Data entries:
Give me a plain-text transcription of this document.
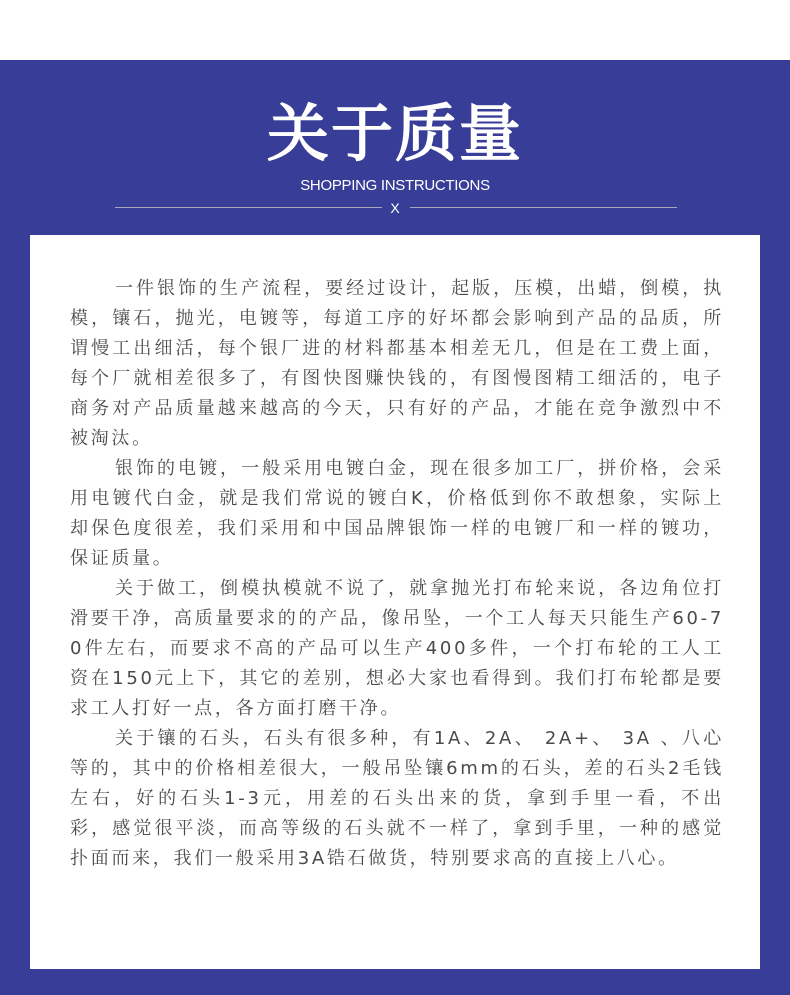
关于质量
SHOPPING INSTRUCTIONS
X

一件银饰的生产流程，要经过设计，起版，压模，出蜡，倒模，执模，镶石，抛光，电镀等，每道工序的好坏都会影响到产品的品质，所谓慢工出细活，每个银厂进的材料都基本相差无几，但是在工费上面，每个厂就相差很多了，有图快图赚快钱的，有图慢图精工细活的，电子商务对产品质量越来越高的今天，只有好的产品，才能在竞争激烈中不被淘汰。

银饰的电镀，一般采用电镀白金，现在很多加工厂，拼价格，会采用电镀代白金，就是我们常说的镀白K，价格低到你不敢想象，实际上却保色度很差，我们采用和中国品牌银饰一样的电镀厂和一样的镀功，保证质量。

关于做工，倒模执模就不说了，就拿抛光打布轮来说，各边角位打滑要干净，高质量要求的的产品，像吊坠，一个工人每天只能生产60-70件左右，而要求不高的产品可以生产400多件，一个打布轮的工人工资在150元上下，其它的差别，想必大家也看得到。我们打布轮都是要求工人打好一点，各方面打磨干净。

关于镶的石头，石头有很多种，有1A、2A、 2A+、 3A 、八心等的，其中的价格相差很大，一般吊坠镶6mm的石头，差的石头2毛钱左右，好的石头1-3元，用差的石头出来的货，拿到手里一看，不出彩，感觉很平淡，而高等级的石头就不一样了，拿到手里，一种的感觉扑面而来，我们一般采用3A锆石做货，特别要求高的直接上八心。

**DESCRIPTION OF THE TASK**
Write out the records above exactly as they appear, leaving out any pictures.

**TASK SOLUTION**
Give me a plain-text transcription of this document.
关于质量
SHOPPING INSTRUCTIONS
X

一件银饰的生产流程，要经过设计，起版，压模，出蜡，倒模，执模，镶石，抛光，电镀等，每道工序的好坏都会影响到产品的品质，所谓慢工出细活，每个银厂进的材料都基本相差无几，但是在工费上面，每个厂就相差很多了，有图快图赚快钱的，有图慢图精工细活的，电子商务对产品质量越来越高的今天，只有好的产品，才能在竞争激烈中不被淘汰。

银饰的电镀，一般采用电镀白金，现在很多加工厂，拼价格，会采用电镀代白金，就是我们常说的镀白K，价格低到你不敢想象，实际上却保色度很差，我们采用和中国品牌银饰一样的电镀厂和一样的镀功，保证质量。

关于做工，倒模执模就不说了，就拿抛光打布轮来说，各边角位打滑要干净，高质量要求的的产品，像吊坠，一个工人每天只能生产60-70件左右，而要求不高的产品可以生产400多件，一个打布轮的工人工资在150元上下，其它的差别，想必大家也看得到。我们打布轮都是要求工人打好一点，各方面打磨干净。

关于镶的石头，石头有很多种，有1A、2A、 2A+、 3A 、八心等的，其中的价格相差很大，一般吊坠镶6mm的石头，差的石头2毛钱左右，好的石头1-3元，用差的石头出来的货，拿到手里一看，不出彩，感觉很平淡，而高等级的石头就不一样了，拿到手里，一种的感觉扑面而来，我们一般采用3A锆石做货，特别要求高的直接上八心。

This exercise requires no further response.